**Do this**
Print all the entries verbatim.

**Dataset rows**
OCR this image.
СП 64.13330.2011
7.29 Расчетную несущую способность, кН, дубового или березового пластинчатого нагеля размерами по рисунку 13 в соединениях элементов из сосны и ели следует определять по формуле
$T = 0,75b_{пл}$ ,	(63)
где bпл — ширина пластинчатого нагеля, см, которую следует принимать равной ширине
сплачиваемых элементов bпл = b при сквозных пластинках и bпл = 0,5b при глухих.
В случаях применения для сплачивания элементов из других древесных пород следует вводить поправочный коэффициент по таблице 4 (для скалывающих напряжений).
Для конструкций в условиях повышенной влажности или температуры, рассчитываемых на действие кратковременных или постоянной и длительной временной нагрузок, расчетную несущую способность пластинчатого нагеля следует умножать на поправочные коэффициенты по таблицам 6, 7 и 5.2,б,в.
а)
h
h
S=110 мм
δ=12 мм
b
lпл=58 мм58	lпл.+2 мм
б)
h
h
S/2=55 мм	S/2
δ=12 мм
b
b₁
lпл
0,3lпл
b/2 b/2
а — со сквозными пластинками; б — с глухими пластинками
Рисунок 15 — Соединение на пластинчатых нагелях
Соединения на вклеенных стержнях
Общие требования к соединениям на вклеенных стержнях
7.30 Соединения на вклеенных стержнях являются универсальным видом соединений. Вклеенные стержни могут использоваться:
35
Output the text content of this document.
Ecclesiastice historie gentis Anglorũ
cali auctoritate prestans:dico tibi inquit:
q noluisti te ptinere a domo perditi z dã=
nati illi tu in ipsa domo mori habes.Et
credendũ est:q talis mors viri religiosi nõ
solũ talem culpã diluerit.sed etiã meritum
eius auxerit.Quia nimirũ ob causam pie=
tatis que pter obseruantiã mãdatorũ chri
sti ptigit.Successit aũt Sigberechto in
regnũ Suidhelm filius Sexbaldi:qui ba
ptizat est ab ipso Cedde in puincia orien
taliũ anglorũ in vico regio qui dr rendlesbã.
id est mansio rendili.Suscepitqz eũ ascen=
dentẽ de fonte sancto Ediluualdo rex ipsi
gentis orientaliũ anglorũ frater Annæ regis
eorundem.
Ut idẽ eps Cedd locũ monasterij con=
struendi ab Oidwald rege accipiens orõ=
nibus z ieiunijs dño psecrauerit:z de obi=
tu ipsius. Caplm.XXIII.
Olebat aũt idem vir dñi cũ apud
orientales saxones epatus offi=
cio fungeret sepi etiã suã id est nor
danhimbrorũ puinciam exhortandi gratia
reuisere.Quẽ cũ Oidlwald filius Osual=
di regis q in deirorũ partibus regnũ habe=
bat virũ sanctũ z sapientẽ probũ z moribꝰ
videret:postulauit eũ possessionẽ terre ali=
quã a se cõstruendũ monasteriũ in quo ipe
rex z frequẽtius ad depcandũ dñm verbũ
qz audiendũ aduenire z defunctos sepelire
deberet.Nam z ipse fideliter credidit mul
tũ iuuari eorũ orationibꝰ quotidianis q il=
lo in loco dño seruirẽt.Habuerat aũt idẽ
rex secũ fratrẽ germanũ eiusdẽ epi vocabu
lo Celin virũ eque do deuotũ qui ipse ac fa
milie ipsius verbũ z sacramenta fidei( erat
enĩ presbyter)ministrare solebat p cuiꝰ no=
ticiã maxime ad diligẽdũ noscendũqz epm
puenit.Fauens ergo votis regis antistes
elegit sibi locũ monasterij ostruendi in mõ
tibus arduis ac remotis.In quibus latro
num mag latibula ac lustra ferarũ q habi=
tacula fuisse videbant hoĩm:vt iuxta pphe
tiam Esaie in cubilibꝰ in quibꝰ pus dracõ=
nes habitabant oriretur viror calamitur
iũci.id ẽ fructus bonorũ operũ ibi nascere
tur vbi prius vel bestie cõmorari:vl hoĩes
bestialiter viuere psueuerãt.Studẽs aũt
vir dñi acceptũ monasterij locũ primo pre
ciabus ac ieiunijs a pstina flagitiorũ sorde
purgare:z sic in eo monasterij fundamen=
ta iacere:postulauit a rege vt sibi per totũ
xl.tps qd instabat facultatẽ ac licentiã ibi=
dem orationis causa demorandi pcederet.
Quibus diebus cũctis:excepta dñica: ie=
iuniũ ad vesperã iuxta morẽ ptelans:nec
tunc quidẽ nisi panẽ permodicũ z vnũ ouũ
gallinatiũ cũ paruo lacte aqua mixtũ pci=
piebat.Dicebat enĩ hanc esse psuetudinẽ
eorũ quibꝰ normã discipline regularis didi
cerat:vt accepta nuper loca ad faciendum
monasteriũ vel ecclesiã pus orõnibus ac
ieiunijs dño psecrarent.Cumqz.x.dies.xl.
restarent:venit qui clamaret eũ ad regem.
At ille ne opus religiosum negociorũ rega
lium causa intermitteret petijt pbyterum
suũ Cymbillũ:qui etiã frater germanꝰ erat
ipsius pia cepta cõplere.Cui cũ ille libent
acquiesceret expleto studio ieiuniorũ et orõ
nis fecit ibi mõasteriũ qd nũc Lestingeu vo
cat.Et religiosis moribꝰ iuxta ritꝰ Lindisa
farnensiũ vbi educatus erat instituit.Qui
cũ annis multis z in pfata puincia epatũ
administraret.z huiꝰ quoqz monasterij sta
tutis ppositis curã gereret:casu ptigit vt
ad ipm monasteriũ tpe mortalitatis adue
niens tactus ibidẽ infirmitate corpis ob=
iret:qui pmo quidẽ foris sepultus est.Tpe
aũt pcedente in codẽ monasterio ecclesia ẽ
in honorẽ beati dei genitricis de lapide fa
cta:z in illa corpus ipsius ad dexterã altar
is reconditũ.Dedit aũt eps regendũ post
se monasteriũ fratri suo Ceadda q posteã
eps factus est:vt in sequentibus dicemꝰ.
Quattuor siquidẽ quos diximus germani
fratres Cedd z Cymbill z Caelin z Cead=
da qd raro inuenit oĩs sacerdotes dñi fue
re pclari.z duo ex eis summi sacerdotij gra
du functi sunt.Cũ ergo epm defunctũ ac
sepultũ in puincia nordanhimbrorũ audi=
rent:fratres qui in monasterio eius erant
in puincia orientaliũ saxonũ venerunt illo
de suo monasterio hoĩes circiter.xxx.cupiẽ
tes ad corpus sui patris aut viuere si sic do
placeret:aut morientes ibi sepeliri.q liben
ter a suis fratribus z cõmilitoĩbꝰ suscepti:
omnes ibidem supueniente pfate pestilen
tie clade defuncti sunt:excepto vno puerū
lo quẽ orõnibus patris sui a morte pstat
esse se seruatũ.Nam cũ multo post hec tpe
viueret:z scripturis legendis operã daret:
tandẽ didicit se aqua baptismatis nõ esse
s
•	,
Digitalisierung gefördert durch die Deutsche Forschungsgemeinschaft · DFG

**Reply**
OCR this image.
СП 64.13330.2011
7.29 Расчетную несущую способность, кН, дубового или березового пластинчатого нагеля размерами по рисунку 13 в соединениях элементов из сосны и ели следует определять по формуле
$T = 0,75b_{пл}$ ,	(63)
где bпл — ширина пластинчатого нагеля, см, которую следует принимать равной ширине
сплачиваемых элементов bпл = b при сквозных пластинках и bпл = 0,5b при глухих.
В случаях применения для сплачивания элементов из других древесных пород следует вводить поправочный коэффициент по таблице 4 (для скалывающих напряжений).
Для конструкций в условиях повышенной влажности или температуры, рассчитываемых на действие кратковременных или постоянной и длительной временной нагрузок, расчетную несущую способность пластинчатого нагеля следует умножать на поправочные коэффициенты по таблицам 6, 7 и 5.2,б,в.
а)
h
h
S=110 мм
δ=12 мм
b
lпл=58 мм58	lпл.+2 мм
б)
h
h
S/2=55 мм	S/2
δ=12 мм
b
b₁
lпл
0,3lпл
b/2 b/2
а — со сквозными пластинками; б — с глухими пластинками
Рисунок 15 — Соединение на пластинчатых нагелях
Соединения на вклеенных стержнях
Общие требования к соединениям на вклеенных стержнях
7.30 Соединения на вклеенных стержнях являются универсальным видом соединений. Вклеенные стержни могут использоваться:
35
Output the text content of this document.
Ecclesiastice historie gentis Anglorũ
cali auctoritate prestans:dico tibi inquit:
q noluisti te ptinere a domo perditi z dã=
nati illi tu in ipsa domo mori habes.Et
credendũ est:q talis mors viri religiosi nõ
solũ talem culpã diluerit.sed etiã meritum
eius auxerit.Quia nimirũ ob causam pie=
tatis que pter obseruantiã mãdatorũ chri
sti ptigit.Successit aũt Sigberechto in
regnũ Suidhelm filius Sexbaldi:qui ba
ptizat est ab ipso Cedde in puincia orien
taliũ anglorũ in vico regio qui dr rendlesbã.
id est mansio rendili.Suscepitqz eũ ascen=
dentẽ de fonte sancto Ediluualdo rex ipsi
gentis orientaliũ anglorũ frater Annæ regis
eorundem.
Ut idẽ eps Cedd locũ monasterij con=
struendi ab Oidwald rege accipiens orõ=
nibus z ieiunijs dño psecrauerit:z de obi=
tu ipsius. Caplm.XXIII.
Olebat aũt idem vir dñi cũ apud
orientales saxones epatus offi=
cio fungeret sepi etiã suã id est nor
danhimbrorũ puinciam exhortandi gratia
reuisere.Quẽ cũ Oidlwald filius Osual=
di regis q in deirorũ partibus regnũ habe=
bat virũ sanctũ z sapientẽ probũ z moribꝰ
videret:postulauit eũ possessionẽ terre ali=
quã a se cõstruendũ monasteriũ in quo ipe
rex z frequẽtius ad depcandũ dñm verbũ
qz audiendũ aduenire z defunctos sepelire
deberet.Nam z ipse fideliter credidit mul
tũ iuuari eorũ orationibꝰ quotidianis q il=
lo in loco dño seruirẽt.Habuerat aũt idẽ
rex secũ fratrẽ germanũ eiusdẽ epi vocabu
lo Celin virũ eque do deuotũ qui ipse ac fa
milie ipsius verbũ z sacramenta fidei( erat
enĩ presbyter)ministrare solebat p cuiꝰ no=
ticiã maxime ad diligẽdũ noscendũqz epm
puenit.Fauens ergo votis regis antistes
elegit sibi locũ monasterij ostruendi in mõ
tibus arduis ac remotis.In quibus latro
num mag latibula ac lustra ferarũ q habi=
tacula fuisse videbant hoĩm:vt iuxta pphe
tiam Esaie in cubilibꝰ in quibꝰ pus dracõ=
nes habitabant oriretur viror calamitur
iũci.id ẽ fructus bonorũ operũ ibi nascere
tur vbi prius vel bestie cõmorari:vl hoĩes
bestialiter viuere psueuerãt.Studẽs aũt
vir dñi acceptũ monasterij locũ primo pre
ciabus ac ieiunijs a pstina flagitiorũ sorde
purgare:z sic in eo monasterij fundamen=
ta iacere:postulauit a rege vt sibi per totũ
xl.tps qd instabat facultatẽ ac licentiã ibi=
dem orationis causa demorandi pcederet.
Quibus diebus cũctis:excepta dñica: ie=
iuniũ ad vesperã iuxta morẽ ptelans:nec
tunc quidẽ nisi panẽ permodicũ z vnũ ouũ
gallinatiũ cũ paruo lacte aqua mixtũ pci=
piebat.Dicebat enĩ hanc esse psuetudinẽ
eorũ quibꝰ normã discipline regularis didi
cerat:vt accepta nuper loca ad faciendum
monasteriũ vel ecclesiã pus orõnibus ac
ieiunijs dño psecrarent.Cumqz.x.dies.xl.
restarent:venit qui clamaret eũ ad regem.
At ille ne opus religiosum negociorũ rega
lium causa intermitteret petijt pbyterum
suũ Cymbillũ:qui etiã frater germanꝰ erat
ipsius pia cepta cõplere.Cui cũ ille libent
acquiesceret expleto studio ieiuniorũ et orõ
nis fecit ibi mõasteriũ qd nũc Lestingeu vo
cat.Et religiosis moribꝰ iuxta ritꝰ Lindisa
farnensiũ vbi educatus erat instituit.Qui
cũ annis multis z in pfata puincia epatũ
administraret.z huiꝰ quoqz monasterij sta
tutis ppositis curã gereret:casu ptigit vt
ad ipm monasteriũ tpe mortalitatis adue
niens tactus ibidẽ infirmitate corpis ob=
iret:qui pmo quidẽ foris sepultus est.Tpe
aũt pcedente in codẽ monasterio ecclesia ẽ
in honorẽ beati dei genitricis de lapide fa
cta:z in illa corpus ipsius ad dexterã altar
is reconditũ.Dedit aũt eps regendũ post
se monasteriũ fratri suo Ceadda q posteã
eps factus est:vt in sequentibus dicemꝰ.
Quattuor siquidẽ quos diximus germani
fratres Cedd z Cymbill z Caelin z Cead=
da qd raro inuenit oĩs sacerdotes dñi fue
re pclari.z duo ex eis summi sacerdotij gra
du functi sunt.Cũ ergo epm defunctũ ac
sepultũ in puincia nordanhimbrorũ audi=
rent:fratres qui in monasterio eius erant
in puincia orientaliũ saxonũ venerunt illo
de suo monasterio hoĩes circiter.xxx.cupiẽ
tes ad corpus sui patris aut viuere si sic do
placeret:aut morientes ibi sepeliri.q liben
ter a suis fratribus z cõmilitoĩbꝰ suscepti:
omnes ibidem supueniente pfate pestilen
tie clade defuncti sunt:excepto vno puerū
lo quẽ orõnibus patris sui a morte pstat
esse se seruatũ.Nam cũ multo post hec tpe
viueret:z scripturis legendis operã daret:
tandẽ didicit se aqua baptismatis nõ esse
s
•	,
Digitalisierung gefördert durch die Deutsche Forschungsgemeinschaft · DFG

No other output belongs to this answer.